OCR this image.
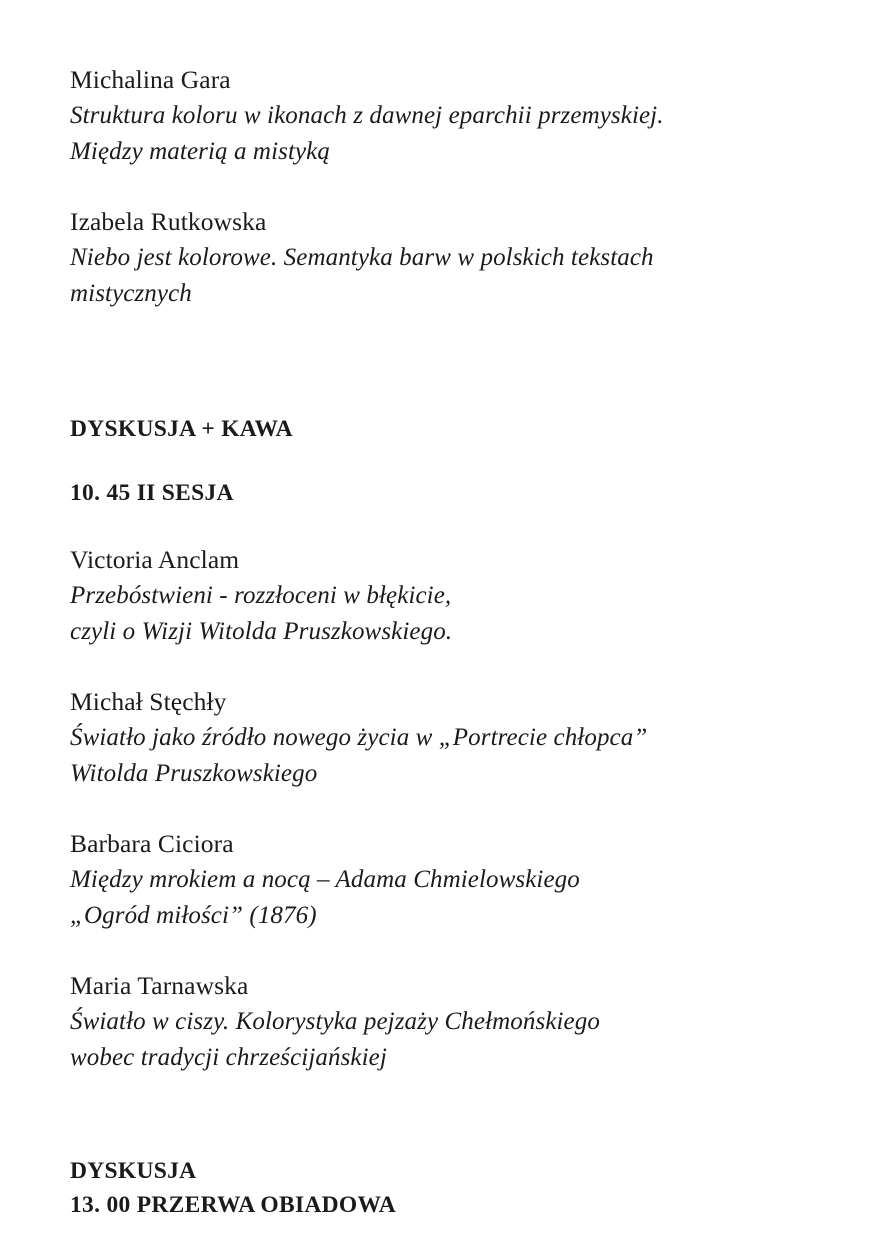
Michalina Gara
Struktura koloru w ikonach z dawnej eparchii przemyskiej.
Między materią a mistyką
Izabela Rutkowska
Niebo jest kolorowe. Semantyka barw w polskich tekstach
mistycznych
DYSKUSJA + KAWA
10. 45 II SESJA
Victoria Anclam
Przebóstwieni - rozzłoceni w błękicie,
czyli o Wizji Witolda Pruszkowskiego.
Michał Stęchły
Światło jako źródło nowego życia w „Portrecie chłopca”
Witolda Pruszkowskiego
Barbara Ciciora
Między mrokiem a nocą – Adama Chmielowskiego
„Ogród miłości” (1876)
Maria Tarnawska
Światło w ciszy. Kolorystyka pejzaży Chełmońskiego
wobec tradycji chrześcijańskiej
DYSKUSJA
13. 00 PRZERWA OBIADOWA
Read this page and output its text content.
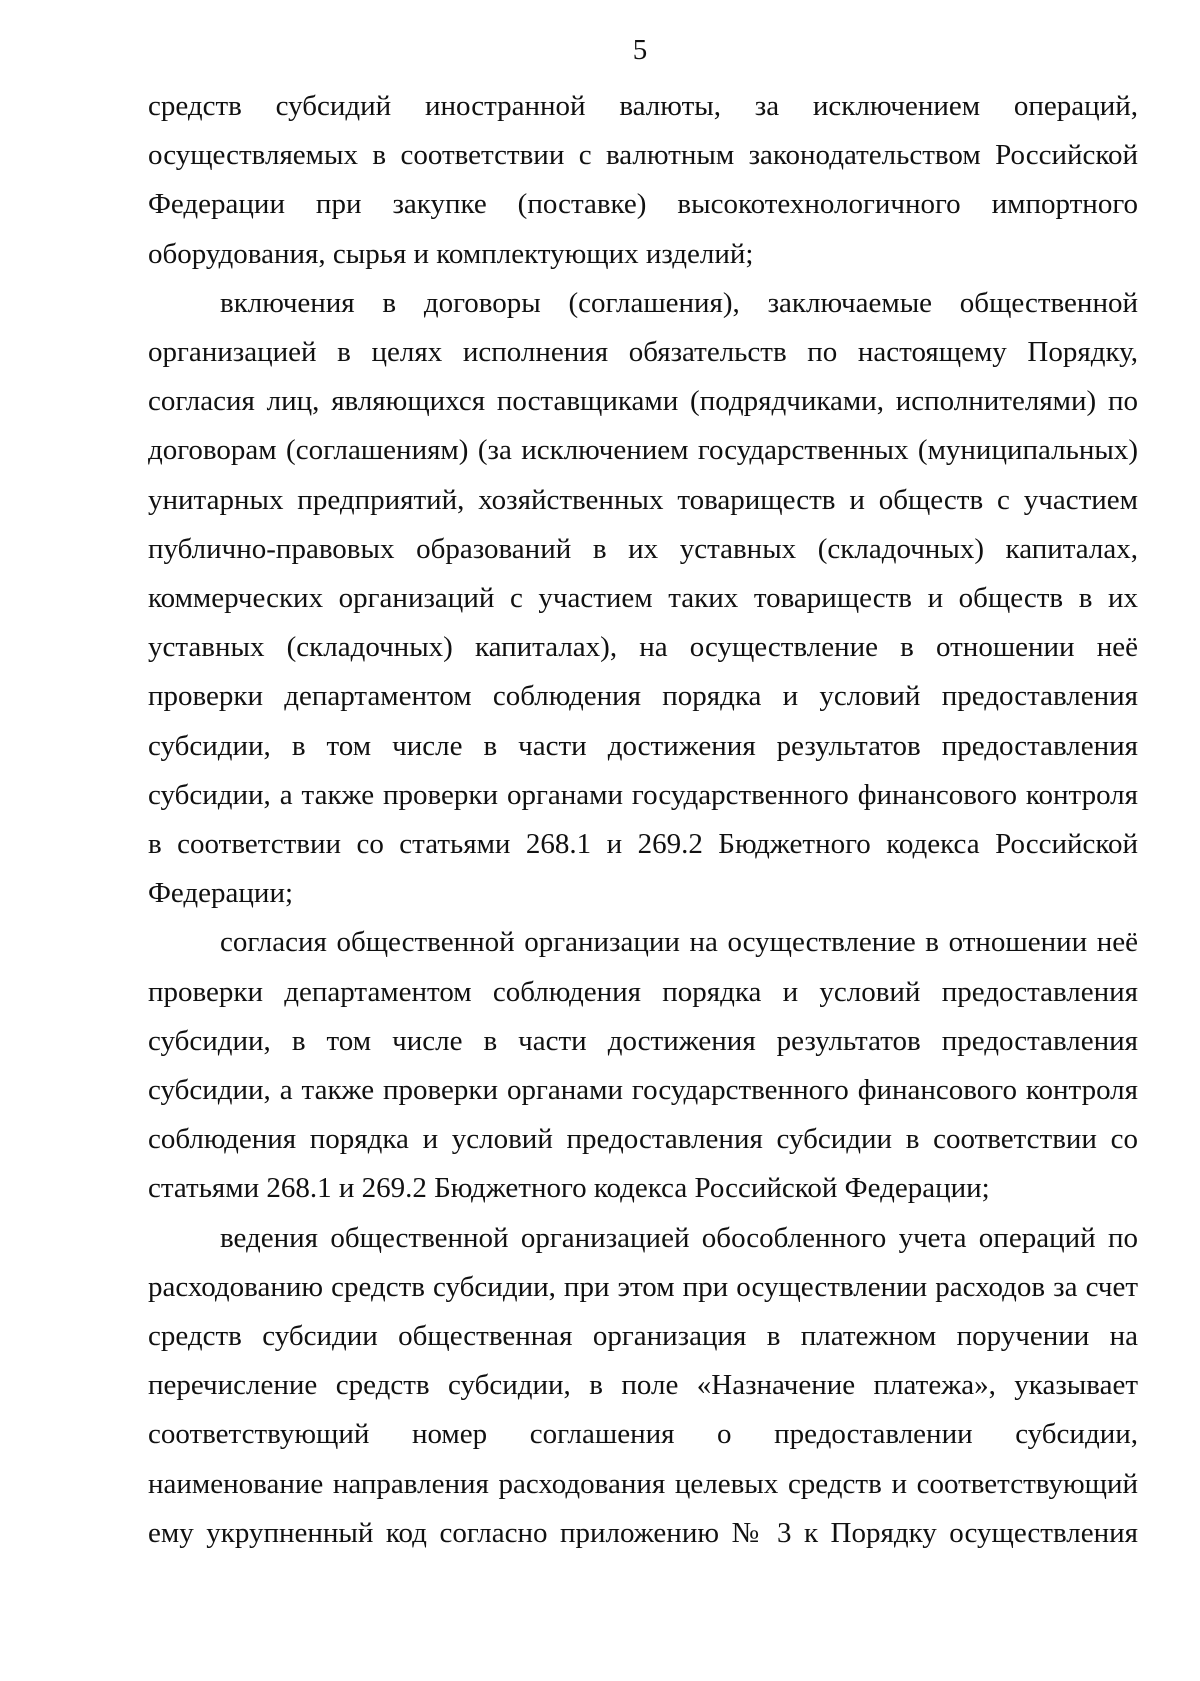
5

средств субсидий иностранной валюты, за исключением операций, осуществляемых в соответствии с валютным законодательством Российской Федерации при закупке (поставке) высокотехнологичного импортного оборудования, сырья и комплектующих изделий;

включения в договоры (соглашения), заключаемые общественной организацией в целях исполнения обязательств по настоящему Порядку, согласия лиц, являющихся поставщиками (подрядчиками, исполнителями) по договорам (соглашениям) (за исключением государственных (муниципальных) унитарных предприятий, хозяйственных товариществ и обществ с участием публично-правовых образований в их уставных (складочных) капиталах, коммерческих организаций с участием таких товариществ и обществ в их уставных (складочных) капиталах), на осуществление в отношении неё проверки департаментом соблюдения порядка и условий предоставления субсидии, в том числе в части достижения результатов предоставления субсидии, а также проверки органами государственного финансового контроля в соответствии со статьями 268.1 и 269.2 Бюджетного кодекса Российской Федерации;

согласия общественной организации на осуществление в отношении неё проверки департаментом соблюдения порядка и условий предоставления субсидии, в том числе в части достижения результатов предоставления субсидии, а также проверки органами государственного финансового контроля соблюдения порядка и условий предоставления субсидии в соответствии со статьями 268.1 и 269.2 Бюджетного кодекса Российской Федерации;

ведения общественной организацией обособленного учета операций по расходованию средств субсидии, при этом при осуществлении расходов за счет средств субсидии общественная организация в платежном поручении на перечисление средств субсидии, в поле «Назначение платежа», указывает соответствующий номер соглашения о предоставлении субсидии, наименование направления расходования целевых средств и соответствующий ему укрупненный код согласно приложению № 3 к Порядку осуществления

§ §

### What to work on
Repeat all of the records verbatim, leaving out the pictures.

### Correct result
OCR this image.
Michalina Gara
Struktura koloru w ikonach z dawnej eparchii przemyskiej.
Między materią a mistyką
Izabela Rutkowska
Niebo jest kolorowe. Semantyka barw w polskich tekstach
mistycznych
DYSKUSJA + KAWA
10. 45 II SESJA
Victoria Anclam
Przebóstwieni - rozzłoceni w błękicie,
czyli o Wizji Witolda Pruszkowskiego.
Michał Stęchły
Światło jako źródło nowego życia w „Portrecie chłopca”
Witolda Pruszkowskiego
Barbara Ciciora
Między mrokiem a nocą – Adama Chmielowskiego
„Ogród miłości” (1876)
Maria Tarnawska
Światło w ciszy. Kolorystyka pejzaży Chełmońskiego
wobec tradycji chrześcijańskiej
DYSKUSJA
13. 00 PRZERWA OBIADOWA
Read this page and output its text content.
5

средств субсидий иностранной валюты, за исключением операций, осуществляемых в соответствии с валютным законодательством Российской Федерации при закупке (поставке) высокотехнологичного импортного оборудования, сырья и комплектующих изделий;

включения в договоры (соглашения), заключаемые общественной организацией в целях исполнения обязательств по настоящему Порядку, согласия лиц, являющихся поставщиками (подрядчиками, исполнителями) по договорам (соглашениям) (за исключением государственных (муниципальных) унитарных предприятий, хозяйственных товариществ и обществ с участием публично-правовых образований в их уставных (складочных) капиталах, коммерческих организаций с участием таких товариществ и обществ в их уставных (складочных) капиталах), на осуществление в отношении неё проверки департаментом соблюдения порядка и условий предоставления субсидии, в том числе в части достижения результатов предоставления субсидии, а также проверки органами государственного финансового контроля в соответствии со статьями 268.1 и 269.2 Бюджетного кодекса Российской Федерации;

согласия общественной организации на осуществление в отношении неё проверки департаментом соблюдения порядка и условий предоставления субсидии, в том числе в части достижения результатов предоставления субсидии, а также проверки органами государственного финансового контроля соблюдения порядка и условий предоставления субсидии в соответствии со статьями 268.1 и 269.2 Бюджетного кодекса Российской Федерации;

ведения общественной организацией обособленного учета операций по расходованию средств субсидии, при этом при осуществлении расходов за счет средств субсидии общественная организация в платежном поручении на перечисление средств субсидии, в поле «Назначение платежа», указывает соответствующий номер соглашения о предоставлении субсидии, наименование направления расходования целевых средств и соответствующий ему укрупненный код согласно приложению № 3 к Порядку осуществления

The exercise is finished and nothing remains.